INSTRUCTIONS TO FOLLOW: Output the entries verbatim, including every line.

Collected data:
%%

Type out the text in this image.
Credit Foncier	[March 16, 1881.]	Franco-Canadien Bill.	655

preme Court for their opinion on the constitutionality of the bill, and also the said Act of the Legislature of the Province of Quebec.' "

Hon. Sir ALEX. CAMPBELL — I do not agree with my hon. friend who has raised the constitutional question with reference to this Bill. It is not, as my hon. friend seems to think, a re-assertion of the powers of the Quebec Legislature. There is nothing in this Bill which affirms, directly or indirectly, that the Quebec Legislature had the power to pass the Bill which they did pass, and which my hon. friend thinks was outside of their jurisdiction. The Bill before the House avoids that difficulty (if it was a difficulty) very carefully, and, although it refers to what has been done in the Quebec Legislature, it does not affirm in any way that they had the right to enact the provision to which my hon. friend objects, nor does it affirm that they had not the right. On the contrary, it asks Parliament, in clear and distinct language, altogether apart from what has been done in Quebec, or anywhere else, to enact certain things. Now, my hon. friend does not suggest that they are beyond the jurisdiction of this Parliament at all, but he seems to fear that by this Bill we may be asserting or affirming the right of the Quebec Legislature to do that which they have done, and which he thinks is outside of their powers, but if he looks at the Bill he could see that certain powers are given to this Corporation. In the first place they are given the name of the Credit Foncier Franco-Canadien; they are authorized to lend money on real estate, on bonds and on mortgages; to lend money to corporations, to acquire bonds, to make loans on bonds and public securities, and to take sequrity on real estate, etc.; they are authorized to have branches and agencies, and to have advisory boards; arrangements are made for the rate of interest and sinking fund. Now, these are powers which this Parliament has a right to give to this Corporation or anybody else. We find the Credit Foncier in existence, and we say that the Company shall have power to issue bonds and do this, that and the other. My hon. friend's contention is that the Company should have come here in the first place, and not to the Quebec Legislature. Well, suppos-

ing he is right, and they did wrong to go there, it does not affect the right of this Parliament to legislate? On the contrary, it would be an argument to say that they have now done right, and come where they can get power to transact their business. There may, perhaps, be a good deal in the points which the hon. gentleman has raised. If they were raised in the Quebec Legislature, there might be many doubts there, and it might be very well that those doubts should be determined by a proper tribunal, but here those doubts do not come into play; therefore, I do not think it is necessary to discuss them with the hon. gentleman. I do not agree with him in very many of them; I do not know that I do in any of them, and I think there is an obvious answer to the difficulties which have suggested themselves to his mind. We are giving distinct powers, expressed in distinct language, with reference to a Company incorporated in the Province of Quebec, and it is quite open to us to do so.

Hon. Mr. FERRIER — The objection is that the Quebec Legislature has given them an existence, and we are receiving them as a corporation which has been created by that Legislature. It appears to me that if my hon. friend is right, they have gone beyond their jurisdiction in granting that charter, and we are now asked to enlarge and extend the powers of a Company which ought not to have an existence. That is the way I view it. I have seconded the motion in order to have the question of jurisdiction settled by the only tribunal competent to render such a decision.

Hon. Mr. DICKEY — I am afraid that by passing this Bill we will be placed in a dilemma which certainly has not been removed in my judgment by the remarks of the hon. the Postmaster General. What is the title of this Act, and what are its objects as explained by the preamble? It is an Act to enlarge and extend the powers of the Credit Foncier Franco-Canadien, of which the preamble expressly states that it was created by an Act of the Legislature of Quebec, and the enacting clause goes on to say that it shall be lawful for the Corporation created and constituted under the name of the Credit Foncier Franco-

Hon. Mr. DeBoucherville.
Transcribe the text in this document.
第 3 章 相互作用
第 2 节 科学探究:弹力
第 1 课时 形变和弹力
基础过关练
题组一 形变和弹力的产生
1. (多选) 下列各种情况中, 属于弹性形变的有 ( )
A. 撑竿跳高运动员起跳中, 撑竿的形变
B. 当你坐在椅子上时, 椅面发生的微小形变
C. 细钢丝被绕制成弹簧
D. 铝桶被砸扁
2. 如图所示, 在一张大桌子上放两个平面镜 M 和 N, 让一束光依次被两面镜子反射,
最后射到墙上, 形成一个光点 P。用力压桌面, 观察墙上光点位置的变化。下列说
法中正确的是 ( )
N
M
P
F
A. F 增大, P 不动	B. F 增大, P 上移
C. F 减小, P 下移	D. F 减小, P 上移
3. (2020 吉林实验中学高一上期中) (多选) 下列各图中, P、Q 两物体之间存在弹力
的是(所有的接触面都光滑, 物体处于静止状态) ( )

%%

RESPONSE BELOW:
Type out the text in this image.
Credit Foncier	[March 16, 1881.]	Franco-Canadien Bill.	655

preme Court for their opinion on the constitutionality of the bill, and also the said Act of the Legislature of the Province of Quebec.' "

Hon. Sir ALEX. CAMPBELL — I do not agree with my hon. friend who has raised the constitutional question with reference to this Bill. It is not, as my hon. friend seems to think, a re-assertion of the powers of the Quebec Legislature. There is nothing in this Bill which affirms, directly or indirectly, that the Quebec Legislature had the power to pass the Bill which they did pass, and which my hon. friend thinks was outside of their jurisdiction. The Bill before the House avoids that difficulty (if it was a difficulty) very carefully, and, although it refers to what has been done in the Quebec Legislature, it does not affirm in any way that they had the right to enact the provision to which my hon. friend objects, nor does it affirm that they had not the right. On the contrary, it asks Parliament, in clear and distinct language, altogether apart from what has been done in Quebec, or anywhere else, to enact certain things. Now, my hon. friend does not suggest that they are beyond the jurisdiction of this Parliament at all, but he seems to fear that by this Bill we may be asserting or affirming the right of the Quebec Legislature to do that which they have done, and which he thinks is outside of their powers, but if he looks at the Bill he could see that certain powers are given to this Corporation. In the first place they are given the name of the Credit Foncier Franco-Canadien; they are authorized to lend money on real estate, on bonds and on mortgages; to lend money to corporations, to acquire bonds, to make loans on bonds and public securities, and to take sequrity on real estate, etc.; they are authorized to have branches and agencies, and to have advisory boards; arrangements are made for the rate of interest and sinking fund. Now, these are powers which this Parliament has a right to give to this Corporation or anybody else. We find the Credit Foncier in existence, and we say that the Company shall have power to issue bonds and do this, that and the other. My hon. friend's contention is that the Company should have come here in the first place, and not to the Quebec Legislature. Well, suppos-

ing he is right, and they did wrong to go there, it does not affect the right of this Parliament to legislate? On the contrary, it would be an argument to say that they have now done right, and come where they can get power to transact their business. There may, perhaps, be a good deal in the points which the hon. gentleman has raised. If they were raised in the Quebec Legislature, there might be many doubts there, and it might be very well that those doubts should be determined by a proper tribunal, but here those doubts do not come into play; therefore, I do not think it is necessary to discuss them with the hon. gentleman. I do not agree with him in very many of them; I do not know that I do in any of them, and I think there is an obvious answer to the difficulties which have suggested themselves to his mind. We are giving distinct powers, expressed in distinct language, with reference to a Company incorporated in the Province of Quebec, and it is quite open to us to do so.

Hon. Mr. FERRIER — The objection is that the Quebec Legislature has given them an existence, and we are receiving them as a corporation which has been created by that Legislature. It appears to me that if my hon. friend is right, they have gone beyond their jurisdiction in granting that charter, and we are now asked to enlarge and extend the powers of a Company which ought not to have an existence. That is the way I view it. I have seconded the motion in order to have the question of jurisdiction settled by the only tribunal competent to render such a decision.

Hon. Mr. DICKEY — I am afraid that by passing this Bill we will be placed in a dilemma which certainly has not been removed in my judgment by the remarks of the hon. the Postmaster General. What is the title of this Act, and what are its objects as explained by the preamble? It is an Act to enlarge and extend the powers of the Credit Foncier Franco-Canadien, of which the preamble expressly states that it was created by an Act of the Legislature of Quebec, and the enacting clause goes on to say that it shall be lawful for the Corporation created and constituted under the name of the Credit Foncier Franco-

Hon. Mr. DeBoucherville.
Transcribe the text in this document.
第 3 章 相互作用
第 2 节 科学探究:弹力
第 1 课时 形变和弹力
基础过关练
题组一 形变和弹力的产生
1. (多选) 下列各种情况中, 属于弹性形变的有 ( )
A. 撑竿跳高运动员起跳中, 撑竿的形变
B. 当你坐在椅子上时, 椅面发生的微小形变
C. 细钢丝被绕制成弹簧
D. 铝桶被砸扁
2. 如图所示, 在一张大桌子上放两个平面镜 M 和 N, 让一束光依次被两面镜子反射,
最后射到墙上, 形成一个光点 P。用力压桌面, 观察墙上光点位置的变化。下列说
法中正确的是 ( )
N
M
P
F
A. F 增大, P 不动	B. F 增大, P 上移
C. F 减小, P 下移	D. F 减小, P 上移
3. (2020 吉林实验中学高一上期中) (多选) 下列各图中, P、Q 两物体之间存在弹力
的是(所有的接触面都光滑, 物体处于静止状态) ( )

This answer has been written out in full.